(Image layout annotations)

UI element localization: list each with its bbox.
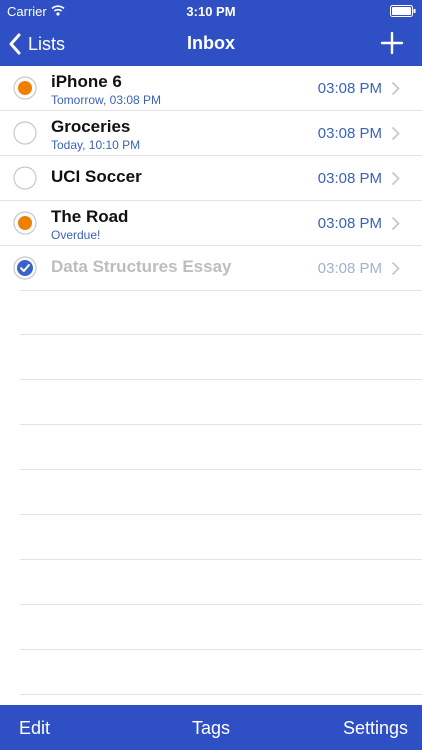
status-bar: Carrier 3:10 PM [0,0,422,22]
task-row[interactable]: Groceries Today, 10:10 PM 03:08 PM [0,111,422,156]
chevron-right-icon [391,171,400,186]
task-time: 03:08 PM [317,260,382,277]
task-time: 03:08 PM [317,125,382,142]
tags-button[interactable]: Tags [192,718,230,738]
empty-list-lines [20,290,422,695]
chevron-right-icon [391,216,400,231]
bottom-toolbar: Edit Tags Settings [0,705,422,750]
chevron-right-icon [391,81,400,96]
task-due: Overdue! [51,228,101,242]
task-title: The Road [51,207,129,226]
divider [20,515,422,560]
task-time: 03:08 PM [317,215,382,232]
page-title: Inbox [187,33,235,53]
task-row[interactable]: Data Structures Essay 03:08 PM [0,246,422,291]
divider [20,605,422,650]
empty-circle-icon[interactable] [13,166,37,190]
checkmark-circle-icon[interactable] [13,256,37,280]
plus-icon[interactable] [380,31,404,55]
divider [20,380,422,425]
task-time: 03:08 PM [317,170,382,187]
divider [20,560,422,605]
empty-circle-icon[interactable] [13,121,37,145]
divider [20,335,422,380]
task-row[interactable]: UCI Soccer 03:08 PM [0,156,422,201]
chevron-right-icon [391,261,400,276]
battery-icon [390,5,416,17]
task-time: 03:08 PM [317,80,382,97]
task-title: UCI Soccer [51,167,142,186]
task-due: Tomorrow, 03:08 PM [51,93,162,107]
task-due: Today, 10:10 PM [51,138,141,152]
top-bar: Carrier 3:10 PM Lists Inbox [0,0,422,66]
chevron-right-icon [391,126,400,141]
status-time: 3:10 PM [186,4,236,19]
nav-bar: Lists Inbox [0,22,422,66]
task-title: Groceries [51,117,131,136]
task-title: Data Structures Essay [51,257,232,276]
task-list: iPhone 6 Tomorrow, 03:08 PM 03:08 PM Gro… [0,66,422,291]
task-row[interactable]: iPhone 6 Tomorrow, 03:08 PM 03:08 PM [0,66,422,111]
divider [20,425,422,470]
settings-button[interactable]: Settings [343,718,408,739]
priority-circle-icon[interactable] [13,76,37,100]
priority-circle-icon[interactable] [13,211,37,235]
task-row[interactable]: The Road Overdue! 03:08 PM [0,201,422,246]
divider [20,470,422,515]
task-title: iPhone 6 [51,72,122,91]
divider [20,290,422,335]
divider [20,650,422,695]
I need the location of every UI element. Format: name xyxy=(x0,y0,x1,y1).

→ Direction
Reproduce every line of the items above verbatim, omitting the pictures.

→ Task output
UI element localization: list each with its bbox.
status-bar: Carrier 3:10 PM [0,0,422,22]
task-row[interactable]: Groceries Today, 10:10 PM 03:08 PM [0,111,422,156]
chevron-right-icon [391,171,400,186]
task-time: 03:08 PM [317,260,382,277]
task-time: 03:08 PM [317,125,382,142]
tags-button[interactable]: Tags [192,718,230,738]
empty-list-lines [20,290,422,695]
chevron-right-icon [391,216,400,231]
bottom-toolbar: Edit Tags Settings [0,705,422,750]
chevron-right-icon [391,81,400,96]
task-due: Overdue! [51,228,101,242]
task-title: The Road [51,207,129,226]
divider [20,515,422,560]
task-time: 03:08 PM [317,215,382,232]
page-title: Inbox [187,33,235,53]
task-row[interactable]: Data Structures Essay 03:08 PM [0,246,422,291]
divider [20,605,422,650]
empty-circle-icon[interactable] [13,166,37,190]
checkmark-circle-icon[interactable] [13,256,37,280]
plus-icon[interactable] [380,31,404,55]
divider [20,380,422,425]
task-time: 03:08 PM [317,170,382,187]
divider [20,560,422,605]
empty-circle-icon[interactable] [13,121,37,145]
divider [20,335,422,380]
task-row[interactable]: UCI Soccer 03:08 PM [0,156,422,201]
chevron-right-icon [391,261,400,276]
battery-icon [390,5,416,17]
task-time: 03:08 PM [317,80,382,97]
task-title: UCI Soccer [51,167,142,186]
task-due: Tomorrow, 03:08 PM [51,93,162,107]
task-due: Today, 10:10 PM [51,138,141,152]
top-bar: Carrier 3:10 PM Lists Inbox [0,0,422,66]
chevron-right-icon [391,126,400,141]
status-time: 3:10 PM [186,4,236,19]
nav-bar: Lists Inbox [0,22,422,66]
task-title: Groceries [51,117,131,136]
task-title: Data Structures Essay [51,257,232,276]
task-list: iPhone 6 Tomorrow, 03:08 PM 03:08 PM Gro… [0,66,422,291]
task-row[interactable]: iPhone 6 Tomorrow, 03:08 PM 03:08 PM [0,66,422,111]
divider [20,425,422,470]
settings-button[interactable]: Settings [343,718,408,739]
priority-circle-icon[interactable] [13,76,37,100]
priority-circle-icon[interactable] [13,211,37,235]
task-row[interactable]: The Road Overdue! 03:08 PM [0,201,422,246]
divider [20,470,422,515]
task-title: iPhone 6 [51,72,122,91]
divider [20,290,422,335]
divider [20,650,422,695]
I need the location of every UI element. Format: name xyxy=(x0,y0,x1,y1).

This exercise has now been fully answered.